▶ [Exercise requirements]:
Read the records below. Copy each line where the string "bold" occurs.

[Figure dataset records]
━━━
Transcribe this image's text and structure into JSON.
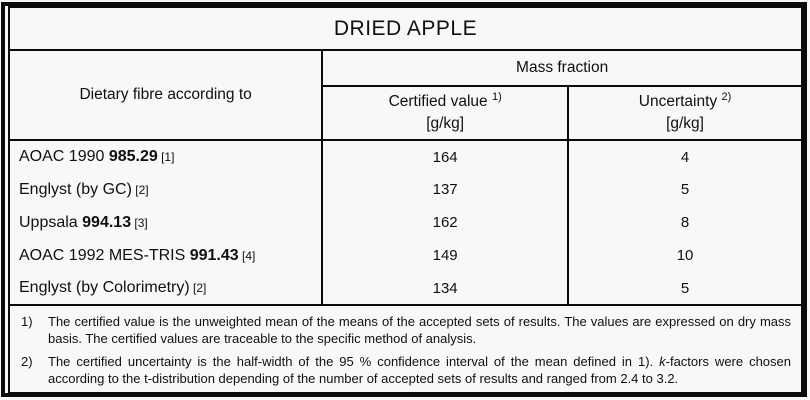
{
  "title": "DRIED APPLE",
  "header": {
    "method_label": "Dietary fibre according to",
    "group_label": "Mass fraction",
    "certified": {
      "label": "Certified value",
      "sup": "1)",
      "unit": "[g/kg]"
    },
    "uncertainty": {
      "label": "Uncertainty",
      "sup": "2)",
      "unit": "[g/kg]"
    }
  },
  "rows": [
    {
      "prefix": "AOAC 1990 ",
      "bold": "985.29",
      "ref": " [1]",
      "certified": "164",
      "uncertainty": "4"
    },
    {
      "prefix": "Englyst (by GC)",
      "bold": "",
      "ref": " [2]",
      "certified": "137",
      "uncertainty": "5"
    },
    {
      "prefix": "Uppsala ",
      "bold": "994.13",
      "ref": " [3]",
      "certified": "162",
      "uncertainty": "8"
    },
    {
      "prefix": "AOAC 1992 MES-TRIS ",
      "bold": "991.43",
      "ref": " [4]",
      "certified": "149",
      "uncertainty": "10"
    },
    {
      "prefix": "Englyst (by Colorimetry)",
      "bold": "",
      "ref": " [2]",
      "certified": "134",
      "uncertainty": "5"
    }
  ],
  "footnotes": [
    {
      "marker": "1)",
      "text": "The certified value is the unweighted mean of the means of the accepted sets of results. The values are expressed on dry mass basis. The certified values are traceable to the specific method of analysis."
    },
    {
      "marker": "2)",
      "pre": "The certified uncertainty is the half-width of the 95 % confidence interval of the mean defined in 1).  ",
      "k": "k",
      "post": "-factors were chosen according to the t-distribution depending of the number of accepted sets of results and ranged from 2.4 to 3.2."
    }
  ],
  "colors": {
    "border": "#0b0b0b",
    "text": "#101010",
    "background": "#f8f8f7"
  }
}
━━━
▶ [Answer below]:
      "bold": "985.29",
      "bold": "",
      "bold": "994.13",
      "bold": "991.43",
      "bold": "",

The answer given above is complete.